◆ **Set exercise**: Quote the listing below in its entirety.

◆ **Figure record extracts**:
- - -
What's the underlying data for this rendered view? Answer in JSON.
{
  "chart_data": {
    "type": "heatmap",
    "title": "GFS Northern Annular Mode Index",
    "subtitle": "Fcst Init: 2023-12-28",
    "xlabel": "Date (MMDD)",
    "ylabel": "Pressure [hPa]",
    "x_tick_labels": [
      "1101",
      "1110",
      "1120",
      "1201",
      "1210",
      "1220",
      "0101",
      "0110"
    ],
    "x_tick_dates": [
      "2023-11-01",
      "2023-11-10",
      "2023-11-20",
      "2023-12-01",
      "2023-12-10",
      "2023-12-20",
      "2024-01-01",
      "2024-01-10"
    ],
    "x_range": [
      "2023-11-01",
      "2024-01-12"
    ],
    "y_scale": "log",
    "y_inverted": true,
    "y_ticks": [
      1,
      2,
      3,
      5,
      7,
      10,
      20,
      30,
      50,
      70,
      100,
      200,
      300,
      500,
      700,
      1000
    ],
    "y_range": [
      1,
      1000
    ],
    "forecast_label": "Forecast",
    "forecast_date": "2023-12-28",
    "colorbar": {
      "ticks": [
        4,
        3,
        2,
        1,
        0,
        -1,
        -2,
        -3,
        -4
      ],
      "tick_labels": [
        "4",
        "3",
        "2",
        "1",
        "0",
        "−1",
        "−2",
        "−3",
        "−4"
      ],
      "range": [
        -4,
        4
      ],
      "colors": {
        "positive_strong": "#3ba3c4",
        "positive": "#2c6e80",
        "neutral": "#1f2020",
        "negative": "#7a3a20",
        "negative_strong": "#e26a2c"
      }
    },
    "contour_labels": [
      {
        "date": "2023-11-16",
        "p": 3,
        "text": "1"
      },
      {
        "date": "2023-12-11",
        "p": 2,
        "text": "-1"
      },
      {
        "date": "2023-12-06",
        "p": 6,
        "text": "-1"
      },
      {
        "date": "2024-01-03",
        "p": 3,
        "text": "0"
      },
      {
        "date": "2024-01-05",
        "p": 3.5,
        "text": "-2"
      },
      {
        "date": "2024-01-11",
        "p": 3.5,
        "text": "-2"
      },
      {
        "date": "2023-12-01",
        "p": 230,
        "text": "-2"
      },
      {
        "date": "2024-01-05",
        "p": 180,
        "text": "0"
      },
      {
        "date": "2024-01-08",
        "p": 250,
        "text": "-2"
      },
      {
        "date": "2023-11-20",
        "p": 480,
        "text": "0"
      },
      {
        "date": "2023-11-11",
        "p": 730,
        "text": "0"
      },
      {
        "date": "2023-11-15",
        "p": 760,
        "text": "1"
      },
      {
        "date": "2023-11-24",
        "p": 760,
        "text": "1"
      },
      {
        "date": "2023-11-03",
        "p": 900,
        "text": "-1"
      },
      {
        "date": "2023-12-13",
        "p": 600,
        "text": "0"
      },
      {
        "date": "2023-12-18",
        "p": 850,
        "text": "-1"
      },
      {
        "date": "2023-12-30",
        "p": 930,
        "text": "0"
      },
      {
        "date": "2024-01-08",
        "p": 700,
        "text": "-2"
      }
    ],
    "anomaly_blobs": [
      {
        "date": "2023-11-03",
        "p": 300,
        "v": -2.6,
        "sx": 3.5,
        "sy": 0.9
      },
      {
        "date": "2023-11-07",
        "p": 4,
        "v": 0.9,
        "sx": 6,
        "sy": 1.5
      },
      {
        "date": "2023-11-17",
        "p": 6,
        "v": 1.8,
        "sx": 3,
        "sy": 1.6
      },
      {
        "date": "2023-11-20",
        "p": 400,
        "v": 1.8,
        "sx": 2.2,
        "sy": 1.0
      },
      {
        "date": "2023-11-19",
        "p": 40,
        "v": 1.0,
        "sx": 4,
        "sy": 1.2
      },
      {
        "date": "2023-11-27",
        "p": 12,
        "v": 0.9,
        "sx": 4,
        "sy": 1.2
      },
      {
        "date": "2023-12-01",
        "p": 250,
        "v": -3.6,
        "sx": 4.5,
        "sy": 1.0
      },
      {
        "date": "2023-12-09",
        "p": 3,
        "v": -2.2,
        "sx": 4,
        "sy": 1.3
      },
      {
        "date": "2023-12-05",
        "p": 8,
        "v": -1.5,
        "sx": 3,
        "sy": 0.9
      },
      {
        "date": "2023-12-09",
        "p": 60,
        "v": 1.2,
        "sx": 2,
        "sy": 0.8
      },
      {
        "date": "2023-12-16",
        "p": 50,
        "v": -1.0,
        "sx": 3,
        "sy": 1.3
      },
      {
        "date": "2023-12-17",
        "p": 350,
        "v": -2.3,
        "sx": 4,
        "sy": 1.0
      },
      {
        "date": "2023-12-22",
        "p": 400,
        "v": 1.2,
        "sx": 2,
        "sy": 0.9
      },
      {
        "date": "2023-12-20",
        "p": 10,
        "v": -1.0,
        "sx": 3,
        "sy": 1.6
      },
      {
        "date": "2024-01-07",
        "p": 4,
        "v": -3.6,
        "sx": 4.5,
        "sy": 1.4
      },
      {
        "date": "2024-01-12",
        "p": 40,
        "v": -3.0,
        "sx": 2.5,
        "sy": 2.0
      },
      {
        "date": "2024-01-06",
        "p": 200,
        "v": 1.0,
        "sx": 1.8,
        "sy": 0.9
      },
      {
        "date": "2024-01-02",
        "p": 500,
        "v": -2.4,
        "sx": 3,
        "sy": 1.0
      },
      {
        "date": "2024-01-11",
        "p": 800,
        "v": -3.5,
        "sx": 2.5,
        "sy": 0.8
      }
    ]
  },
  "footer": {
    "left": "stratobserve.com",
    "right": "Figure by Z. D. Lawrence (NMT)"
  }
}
- - -
◆ **Task result**:
What's the underlying data for this rendered view? Answer in JSON.
{
  "chart_data": {
    "type": "heatmap",
    "title": "GFS Northern Annular Mode Index",
    "subtitle": "Fcst Init: 2023-12-28",
    "xlabel": "Date (MMDD)",
    "ylabel": "Pressure [hPa]",
    "x_tick_labels": [
      "1101",
      "1110",
      "1120",
      "1201",
      "1210",
      "1220",
      "0101",
      "0110"
    ],
    "x_tick_dates": [
      "2023-11-01",
      "2023-11-10",
      "2023-11-20",
      "2023-12-01",
      "2023-12-10",
      "2023-12-20",
      "2024-01-01",
      "2024-01-10"
    ],
    "x_range": [
      "2023-11-01",
      "2024-01-12"
    ],
    "y_scale": "log",
    "y_inverted": true,
    "y_ticks": [
      1,
      2,
      3,
      5,
      7,
      10,
      20,
      30,
      50,
      70,
      100,
      200,
      300,
      500,
      700,
      1000
    ],
    "y_range": [
      1,
      1000
    ],
    "forecast_label": "Forecast",
    "forecast_date": "2023-12-28",
    "colorbar": {
      "ticks": [
        4,
        3,
        2,
        1,
        0,
        -1,
        -2,
        -3,
        -4
      ],
      "tick_labels": [
        "4",
        "3",
        "2",
        "1",
        "0",
        "−1",
        "−2",
        "−3",
        "−4"
      ],
      "range": [
        -4,
        4
      ],
      "colors": {
        "positive_strong": "#3ba3c4",
        "positive": "#2c6e80",
        "neutral": "#1f2020",
        "negative": "#7a3a20",
        "negative_strong": "#e26a2c"
      }
    },
    "contour_labels": [
      {
        "date": "2023-11-16",
        "p": 3,
        "text": "1"
      },
      {
        "date": "2023-12-11",
        "p": 2,
        "text": "-1"
      },
      {
        "date": "2023-12-06",
        "p": 6,
        "text": "-1"
      },
      {
        "date": "2024-01-03",
        "p": 3,
        "text": "0"
      },
      {
        "date": "2024-01-05",
        "p": 3.5,
        "text": "-2"
      },
      {
        "date": "2024-01-11",
        "p": 3.5,
        "text": "-2"
      },
      {
        "date": "2023-12-01",
        "p": 230,
        "text": "-2"
      },
      {
        "date": "2024-01-05",
        "p": 180,
        "text": "0"
      },
      {
        "date": "2024-01-08",
        "p": 250,
        "text": "-2"
      },
      {
        "date": "2023-11-20",
        "p": 480,
        "text": "0"
      },
      {
        "date": "2023-11-11",
        "p": 730,
        "text": "0"
      },
      {
        "date": "2023-11-15",
        "p": 760,
        "text": "1"
      },
      {
        "date": "2023-11-24",
        "p": 760,
        "text": "1"
      },
      {
        "date": "2023-11-03",
        "p": 900,
        "text": "-1"
      },
      {
        "date": "2023-12-13",
        "p": 600,
        "text": "0"
      },
      {
        "date": "2023-12-18",
        "p": 850,
        "text": "-1"
      },
      {
        "date": "2023-12-30",
        "p": 930,
        "text": "0"
      },
      {
        "date": "2024-01-08",
        "p": 700,
        "text": "-2"
      }
    ],
    "anomaly_blobs": [
      {
        "date": "2023-11-03",
        "p": 300,
        "v": -2.6,
        "sx": 3.5,
        "sy": 0.9
      },
      {
        "date": "2023-11-07",
        "p": 4,
        "v": 0.9,
        "sx": 6,
        "sy": 1.5
      },
      {
        "date": "2023-11-17",
        "p": 6,
        "v": 1.8,
        "sx": 3,
        "sy": 1.6
      },
      {
        "date": "2023-11-20",
        "p": 400,
        "v": 1.8,
        "sx": 2.2,
        "sy": 1.0
      },
      {
        "date": "2023-11-19",
        "p": 40,
        "v": 1.0,
        "sx": 4,
        "sy": 1.2
      },
      {
        "date": "2023-11-27",
        "p": 12,
        "v": 0.9,
        "sx": 4,
        "sy": 1.2
      },
      {
        "date": "2023-12-01",
        "p": 250,
        "v": -3.6,
        "sx": 4.5,
        "sy": 1.0
      },
      {
        "date": "2023-12-09",
        "p": 3,
        "v": -2.2,
        "sx": 4,
        "sy": 1.3
      },
      {
        "date": "2023-12-05",
        "p": 8,
        "v": -1.5,
        "sx": 3,
        "sy": 0.9
      },
      {
        "date": "2023-12-09",
        "p": 60,
        "v": 1.2,
        "sx": 2,
        "sy": 0.8
      },
      {
        "date": "2023-12-16",
        "p": 50,
        "v": -1.0,
        "sx": 3,
        "sy": 1.3
      },
      {
        "date": "2023-12-17",
        "p": 350,
        "v": -2.3,
        "sx": 4,
        "sy": 1.0
      },
      {
        "date": "2023-12-22",
        "p": 400,
        "v": 1.2,
        "sx": 2,
        "sy": 0.9
      },
      {
        "date": "2023-12-20",
        "p": 10,
        "v": -1.0,
        "sx": 3,
        "sy": 1.6
      },
      {
        "date": "2024-01-07",
        "p": 4,
        "v": -3.6,
        "sx": 4.5,
        "sy": 1.4
      },
      {
        "date": "2024-01-12",
        "p": 40,
        "v": -3.0,
        "sx": 2.5,
        "sy": 2.0
      },
      {
        "date": "2024-01-06",
        "p": 200,
        "v": 1.0,
        "sx": 1.8,
        "sy": 0.9
      },
      {
        "date": "2024-01-02",
        "p": 500,
        "v": -2.4,
        "sx": 3,
        "sy": 1.0
      },
      {
        "date": "2024-01-11",
        "p": 800,
        "v": -3.5,
        "sx": 2.5,
        "sy": 0.8
      }
    ]
  },
  "footer": {
    "left": "stratobserve.com",
    "right": "Figure by Z. D. Lawrence (NMT)"
  }
}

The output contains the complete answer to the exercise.